--- begin Exercise input ---
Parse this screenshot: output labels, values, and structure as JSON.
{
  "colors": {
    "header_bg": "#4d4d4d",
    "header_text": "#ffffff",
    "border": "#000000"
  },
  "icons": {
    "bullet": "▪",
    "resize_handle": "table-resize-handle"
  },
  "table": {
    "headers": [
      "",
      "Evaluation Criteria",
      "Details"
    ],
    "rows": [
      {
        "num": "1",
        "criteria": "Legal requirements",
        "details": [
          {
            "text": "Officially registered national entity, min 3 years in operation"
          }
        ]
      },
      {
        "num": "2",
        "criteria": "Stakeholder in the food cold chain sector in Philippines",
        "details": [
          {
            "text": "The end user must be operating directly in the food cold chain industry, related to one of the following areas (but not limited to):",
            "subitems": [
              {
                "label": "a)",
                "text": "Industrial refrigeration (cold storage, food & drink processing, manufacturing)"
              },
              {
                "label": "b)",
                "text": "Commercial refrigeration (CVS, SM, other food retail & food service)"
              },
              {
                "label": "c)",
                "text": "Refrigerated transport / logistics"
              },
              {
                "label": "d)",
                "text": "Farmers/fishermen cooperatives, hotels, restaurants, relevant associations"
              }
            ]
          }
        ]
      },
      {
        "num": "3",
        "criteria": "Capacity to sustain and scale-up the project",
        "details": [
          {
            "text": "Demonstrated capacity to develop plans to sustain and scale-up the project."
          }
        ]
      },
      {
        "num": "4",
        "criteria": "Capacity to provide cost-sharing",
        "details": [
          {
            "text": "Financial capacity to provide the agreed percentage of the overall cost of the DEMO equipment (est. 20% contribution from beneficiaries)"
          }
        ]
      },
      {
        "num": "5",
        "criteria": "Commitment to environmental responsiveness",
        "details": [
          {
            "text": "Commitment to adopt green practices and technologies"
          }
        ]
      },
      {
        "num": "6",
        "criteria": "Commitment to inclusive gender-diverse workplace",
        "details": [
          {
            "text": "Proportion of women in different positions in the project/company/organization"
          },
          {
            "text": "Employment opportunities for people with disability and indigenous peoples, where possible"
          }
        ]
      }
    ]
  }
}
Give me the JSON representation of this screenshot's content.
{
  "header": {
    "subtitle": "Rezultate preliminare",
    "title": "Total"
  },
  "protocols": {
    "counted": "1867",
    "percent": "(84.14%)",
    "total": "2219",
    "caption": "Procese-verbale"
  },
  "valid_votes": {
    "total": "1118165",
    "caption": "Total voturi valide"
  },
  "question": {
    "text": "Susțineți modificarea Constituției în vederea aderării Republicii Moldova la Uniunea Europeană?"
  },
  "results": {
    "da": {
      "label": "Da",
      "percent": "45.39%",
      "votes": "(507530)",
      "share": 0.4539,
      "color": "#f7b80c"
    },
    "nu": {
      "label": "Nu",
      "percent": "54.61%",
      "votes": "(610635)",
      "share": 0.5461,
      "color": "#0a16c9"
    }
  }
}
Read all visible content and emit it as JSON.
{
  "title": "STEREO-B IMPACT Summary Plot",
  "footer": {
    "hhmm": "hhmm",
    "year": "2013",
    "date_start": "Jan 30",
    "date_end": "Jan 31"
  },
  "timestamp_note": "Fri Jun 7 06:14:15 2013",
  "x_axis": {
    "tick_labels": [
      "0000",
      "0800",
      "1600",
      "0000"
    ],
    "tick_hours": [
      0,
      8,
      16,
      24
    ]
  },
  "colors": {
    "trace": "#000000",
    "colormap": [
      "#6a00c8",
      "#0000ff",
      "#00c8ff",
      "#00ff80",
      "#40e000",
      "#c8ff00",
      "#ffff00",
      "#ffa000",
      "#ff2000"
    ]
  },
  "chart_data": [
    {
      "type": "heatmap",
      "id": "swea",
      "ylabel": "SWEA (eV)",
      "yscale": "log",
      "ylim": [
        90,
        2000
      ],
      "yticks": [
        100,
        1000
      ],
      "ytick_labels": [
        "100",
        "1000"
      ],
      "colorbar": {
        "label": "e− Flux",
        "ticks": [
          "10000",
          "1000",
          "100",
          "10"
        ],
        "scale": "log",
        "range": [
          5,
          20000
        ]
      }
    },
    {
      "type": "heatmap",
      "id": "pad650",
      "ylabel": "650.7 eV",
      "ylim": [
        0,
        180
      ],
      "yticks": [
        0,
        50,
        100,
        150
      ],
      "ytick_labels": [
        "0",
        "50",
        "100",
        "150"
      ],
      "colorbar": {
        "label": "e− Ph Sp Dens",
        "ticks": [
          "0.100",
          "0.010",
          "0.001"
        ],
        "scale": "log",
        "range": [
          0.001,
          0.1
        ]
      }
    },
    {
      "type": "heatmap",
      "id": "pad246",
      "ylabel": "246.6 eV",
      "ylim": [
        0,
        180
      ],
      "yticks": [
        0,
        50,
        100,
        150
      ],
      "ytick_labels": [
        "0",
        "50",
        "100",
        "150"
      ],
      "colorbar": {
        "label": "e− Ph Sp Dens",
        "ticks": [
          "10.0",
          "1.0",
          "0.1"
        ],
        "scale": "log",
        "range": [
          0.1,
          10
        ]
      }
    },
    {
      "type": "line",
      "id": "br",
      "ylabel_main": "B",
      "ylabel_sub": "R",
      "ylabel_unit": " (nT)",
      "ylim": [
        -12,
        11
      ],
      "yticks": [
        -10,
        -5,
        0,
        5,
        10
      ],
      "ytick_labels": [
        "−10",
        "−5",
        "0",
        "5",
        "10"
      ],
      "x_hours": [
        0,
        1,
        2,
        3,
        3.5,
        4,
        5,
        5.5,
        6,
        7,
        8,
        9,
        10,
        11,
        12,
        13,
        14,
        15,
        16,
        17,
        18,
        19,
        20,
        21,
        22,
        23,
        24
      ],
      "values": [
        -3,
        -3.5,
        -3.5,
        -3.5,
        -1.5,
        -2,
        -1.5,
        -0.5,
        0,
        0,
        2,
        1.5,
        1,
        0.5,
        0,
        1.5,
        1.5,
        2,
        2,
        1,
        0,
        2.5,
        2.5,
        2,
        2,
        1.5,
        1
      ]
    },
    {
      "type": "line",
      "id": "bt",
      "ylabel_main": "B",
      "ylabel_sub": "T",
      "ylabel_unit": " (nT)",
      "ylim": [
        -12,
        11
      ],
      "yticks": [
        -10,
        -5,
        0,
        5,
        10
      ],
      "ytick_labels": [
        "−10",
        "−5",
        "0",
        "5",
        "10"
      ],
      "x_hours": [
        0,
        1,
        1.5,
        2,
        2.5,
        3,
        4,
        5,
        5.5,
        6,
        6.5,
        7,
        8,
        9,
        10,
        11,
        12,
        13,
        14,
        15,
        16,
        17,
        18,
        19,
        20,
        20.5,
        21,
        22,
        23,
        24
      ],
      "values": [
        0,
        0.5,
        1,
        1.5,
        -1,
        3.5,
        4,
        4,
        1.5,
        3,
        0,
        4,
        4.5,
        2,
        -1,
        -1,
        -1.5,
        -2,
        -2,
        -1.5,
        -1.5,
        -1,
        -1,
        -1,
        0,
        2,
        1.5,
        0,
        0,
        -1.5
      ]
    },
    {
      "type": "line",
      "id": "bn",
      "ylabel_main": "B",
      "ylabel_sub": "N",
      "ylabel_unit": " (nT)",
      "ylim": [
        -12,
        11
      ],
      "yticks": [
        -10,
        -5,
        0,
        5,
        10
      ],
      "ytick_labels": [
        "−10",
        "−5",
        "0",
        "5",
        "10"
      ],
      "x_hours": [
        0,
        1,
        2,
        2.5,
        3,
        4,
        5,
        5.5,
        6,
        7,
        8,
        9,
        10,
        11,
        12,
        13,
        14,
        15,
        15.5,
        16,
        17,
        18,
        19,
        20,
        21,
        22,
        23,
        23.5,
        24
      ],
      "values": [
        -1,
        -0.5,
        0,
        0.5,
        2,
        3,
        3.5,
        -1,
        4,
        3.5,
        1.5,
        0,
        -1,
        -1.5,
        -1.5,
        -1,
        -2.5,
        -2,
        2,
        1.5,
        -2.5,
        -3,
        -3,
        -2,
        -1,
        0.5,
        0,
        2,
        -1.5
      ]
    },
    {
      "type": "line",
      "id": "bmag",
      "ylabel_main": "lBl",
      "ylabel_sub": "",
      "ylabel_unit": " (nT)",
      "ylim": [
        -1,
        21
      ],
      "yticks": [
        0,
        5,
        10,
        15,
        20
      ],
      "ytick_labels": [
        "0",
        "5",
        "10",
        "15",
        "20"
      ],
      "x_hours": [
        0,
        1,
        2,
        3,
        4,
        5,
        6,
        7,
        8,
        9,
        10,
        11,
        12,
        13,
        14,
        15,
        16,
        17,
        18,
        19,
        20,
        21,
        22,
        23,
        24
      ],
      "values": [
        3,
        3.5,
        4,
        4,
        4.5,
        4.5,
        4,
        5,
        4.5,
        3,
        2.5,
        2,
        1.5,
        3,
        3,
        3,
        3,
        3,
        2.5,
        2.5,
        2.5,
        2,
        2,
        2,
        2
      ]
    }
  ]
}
--- end Exercise input ---
**Your objective**
Search the entries for the word "cost" and gather every line where it appears.

**Written answer**
        "criteria": "Capacity to provide cost-sharing",
            "text": "Financial capacity to provide the agreed percentage of the overall cost of the DEMO equipment (est. 20% contribution from beneficiaries)"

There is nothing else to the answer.